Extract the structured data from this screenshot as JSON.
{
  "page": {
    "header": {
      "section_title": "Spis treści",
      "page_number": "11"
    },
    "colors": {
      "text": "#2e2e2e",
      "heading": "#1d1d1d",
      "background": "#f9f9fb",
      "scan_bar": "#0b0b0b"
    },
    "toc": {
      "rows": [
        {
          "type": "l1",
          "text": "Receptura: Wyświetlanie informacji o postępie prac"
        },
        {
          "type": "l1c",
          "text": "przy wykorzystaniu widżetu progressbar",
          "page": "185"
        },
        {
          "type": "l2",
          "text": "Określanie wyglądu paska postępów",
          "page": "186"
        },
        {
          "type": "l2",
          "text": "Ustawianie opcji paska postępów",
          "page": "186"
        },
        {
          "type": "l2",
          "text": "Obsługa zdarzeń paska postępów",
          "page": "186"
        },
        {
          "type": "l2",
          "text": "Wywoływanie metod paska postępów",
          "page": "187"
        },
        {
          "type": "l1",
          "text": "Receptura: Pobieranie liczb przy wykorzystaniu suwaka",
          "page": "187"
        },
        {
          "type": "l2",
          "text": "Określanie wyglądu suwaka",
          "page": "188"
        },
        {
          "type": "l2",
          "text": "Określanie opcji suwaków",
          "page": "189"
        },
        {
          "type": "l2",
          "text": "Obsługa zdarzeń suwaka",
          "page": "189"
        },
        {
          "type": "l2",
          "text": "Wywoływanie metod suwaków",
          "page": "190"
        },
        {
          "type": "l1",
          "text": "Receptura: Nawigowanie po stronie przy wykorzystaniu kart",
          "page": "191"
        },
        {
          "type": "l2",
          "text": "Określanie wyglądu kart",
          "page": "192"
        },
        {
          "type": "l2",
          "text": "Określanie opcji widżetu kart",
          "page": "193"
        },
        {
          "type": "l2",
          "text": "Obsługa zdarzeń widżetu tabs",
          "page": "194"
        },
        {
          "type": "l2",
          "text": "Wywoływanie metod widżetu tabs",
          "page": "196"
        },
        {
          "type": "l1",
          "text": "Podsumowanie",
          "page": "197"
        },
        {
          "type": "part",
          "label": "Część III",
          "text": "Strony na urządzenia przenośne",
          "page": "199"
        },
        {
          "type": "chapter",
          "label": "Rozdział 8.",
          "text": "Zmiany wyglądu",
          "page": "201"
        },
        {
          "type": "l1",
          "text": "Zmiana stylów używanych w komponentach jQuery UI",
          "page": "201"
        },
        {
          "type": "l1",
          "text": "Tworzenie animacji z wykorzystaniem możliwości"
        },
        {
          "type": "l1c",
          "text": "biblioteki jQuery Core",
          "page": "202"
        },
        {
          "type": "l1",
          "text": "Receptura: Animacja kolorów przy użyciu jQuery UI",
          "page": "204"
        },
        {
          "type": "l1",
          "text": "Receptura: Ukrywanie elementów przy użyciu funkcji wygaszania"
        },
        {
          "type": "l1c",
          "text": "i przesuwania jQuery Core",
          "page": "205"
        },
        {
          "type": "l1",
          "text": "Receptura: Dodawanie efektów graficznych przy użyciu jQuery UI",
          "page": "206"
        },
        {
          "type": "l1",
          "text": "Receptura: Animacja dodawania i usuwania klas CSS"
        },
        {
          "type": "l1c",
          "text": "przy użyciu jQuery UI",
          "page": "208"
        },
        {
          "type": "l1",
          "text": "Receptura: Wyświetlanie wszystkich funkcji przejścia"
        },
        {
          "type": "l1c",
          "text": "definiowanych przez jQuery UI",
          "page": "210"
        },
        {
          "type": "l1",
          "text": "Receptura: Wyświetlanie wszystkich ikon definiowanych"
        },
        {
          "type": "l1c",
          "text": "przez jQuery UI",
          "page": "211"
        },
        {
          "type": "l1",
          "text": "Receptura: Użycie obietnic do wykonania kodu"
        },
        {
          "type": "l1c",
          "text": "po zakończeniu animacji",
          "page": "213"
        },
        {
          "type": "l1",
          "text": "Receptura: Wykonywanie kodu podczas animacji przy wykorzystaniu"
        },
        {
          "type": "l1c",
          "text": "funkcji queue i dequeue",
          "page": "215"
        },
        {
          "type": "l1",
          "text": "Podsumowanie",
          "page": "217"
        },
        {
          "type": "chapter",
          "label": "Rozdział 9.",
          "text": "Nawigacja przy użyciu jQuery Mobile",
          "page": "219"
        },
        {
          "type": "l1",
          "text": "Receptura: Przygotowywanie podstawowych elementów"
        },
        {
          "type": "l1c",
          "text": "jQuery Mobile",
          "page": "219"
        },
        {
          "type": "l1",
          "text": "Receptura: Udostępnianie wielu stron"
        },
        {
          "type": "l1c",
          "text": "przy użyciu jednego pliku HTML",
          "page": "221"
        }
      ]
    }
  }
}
----------
◆ **What you are asked to do**: Transcribe all of the material exactly. Omit nothing.

◆ **Solution to this problem**:
Extract the structured data from this screenshot as JSON.
{
  "page": {
    "header": {
      "section_title": "Spis treści",
      "page_number": "11"
    },
    "colors": {
      "text": "#2e2e2e",
      "heading": "#1d1d1d",
      "background": "#f9f9fb",
      "scan_bar": "#0b0b0b"
    },
    "toc": {
      "rows": [
        {
          "type": "l1",
          "text": "Receptura: Wyświetlanie informacji o postępie prac"
        },
        {
          "type": "l1c",
          "text": "przy wykorzystaniu widżetu progressbar",
          "page": "185"
        },
        {
          "type": "l2",
          "text": "Określanie wyglądu paska postępów",
          "page": "186"
        },
        {
          "type": "l2",
          "text": "Ustawianie opcji paska postępów",
          "page": "186"
        },
        {
          "type": "l2",
          "text": "Obsługa zdarzeń paska postępów",
          "page": "186"
        },
        {
          "type": "l2",
          "text": "Wywoływanie metod paska postępów",
          "page": "187"
        },
        {
          "type": "l1",
          "text": "Receptura: Pobieranie liczb przy wykorzystaniu suwaka",
          "page": "187"
        },
        {
          "type": "l2",
          "text": "Określanie wyglądu suwaka",
          "page": "188"
        },
        {
          "type": "l2",
          "text": "Określanie opcji suwaków",
          "page": "189"
        },
        {
          "type": "l2",
          "text": "Obsługa zdarzeń suwaka",
          "page": "189"
        },
        {
          "type": "l2",
          "text": "Wywoływanie metod suwaków",
          "page": "190"
        },
        {
          "type": "l1",
          "text": "Receptura: Nawigowanie po stronie przy wykorzystaniu kart",
          "page": "191"
        },
        {
          "type": "l2",
          "text": "Określanie wyglądu kart",
          "page": "192"
        },
        {
          "type": "l2",
          "text": "Określanie opcji widżetu kart",
          "page": "193"
        },
        {
          "type": "l2",
          "text": "Obsługa zdarzeń widżetu tabs",
          "page": "194"
        },
        {
          "type": "l2",
          "text": "Wywoływanie metod widżetu tabs",
          "page": "196"
        },
        {
          "type": "l1",
          "text": "Podsumowanie",
          "page": "197"
        },
        {
          "type": "part",
          "label": "Część III",
          "text": "Strony na urządzenia przenośne",
          "page": "199"
        },
        {
          "type": "chapter",
          "label": "Rozdział 8.",
          "text": "Zmiany wyglądu",
          "page": "201"
        },
        {
          "type": "l1",
          "text": "Zmiana stylów używanych w komponentach jQuery UI",
          "page": "201"
        },
        {
          "type": "l1",
          "text": "Tworzenie animacji z wykorzystaniem możliwości"
        },
        {
          "type": "l1c",
          "text": "biblioteki jQuery Core",
          "page": "202"
        },
        {
          "type": "l1",
          "text": "Receptura: Animacja kolorów przy użyciu jQuery UI",
          "page": "204"
        },
        {
          "type": "l1",
          "text": "Receptura: Ukrywanie elementów przy użyciu funkcji wygaszania"
        },
        {
          "type": "l1c",
          "text": "i przesuwania jQuery Core",
          "page": "205"
        },
        {
          "type": "l1",
          "text": "Receptura: Dodawanie efektów graficznych przy użyciu jQuery UI",
          "page": "206"
        },
        {
          "type": "l1",
          "text": "Receptura: Animacja dodawania i usuwania klas CSS"
        },
        {
          "type": "l1c",
          "text": "przy użyciu jQuery UI",
          "page": "208"
        },
        {
          "type": "l1",
          "text": "Receptura: Wyświetlanie wszystkich funkcji przejścia"
        },
        {
          "type": "l1c",
          "text": "definiowanych przez jQuery UI",
          "page": "210"
        },
        {
          "type": "l1",
          "text": "Receptura: Wyświetlanie wszystkich ikon definiowanych"
        },
        {
          "type": "l1c",
          "text": "przez jQuery UI",
          "page": "211"
        },
        {
          "type": "l1",
          "text": "Receptura: Użycie obietnic do wykonania kodu"
        },
        {
          "type": "l1c",
          "text": "po zakończeniu animacji",
          "page": "213"
        },
        {
          "type": "l1",
          "text": "Receptura: Wykonywanie kodu podczas animacji przy wykorzystaniu"
        },
        {
          "type": "l1c",
          "text": "funkcji queue i dequeue",
          "page": "215"
        },
        {
          "type": "l1",
          "text": "Podsumowanie",
          "page": "217"
        },
        {
          "type": "chapter",
          "label": "Rozdział 9.",
          "text": "Nawigacja przy użyciu jQuery Mobile",
          "page": "219"
        },
        {
          "type": "l1",
          "text": "Receptura: Przygotowywanie podstawowych elementów"
        },
        {
          "type": "l1c",
          "text": "jQuery Mobile",
          "page": "219"
        },
        {
          "type": "l1",
          "text": "Receptura: Udostępnianie wielu stron"
        },
        {
          "type": "l1c",
          "text": "przy użyciu jednego pliku HTML",
          "page": "221"
        }
      ]
    }
  }
}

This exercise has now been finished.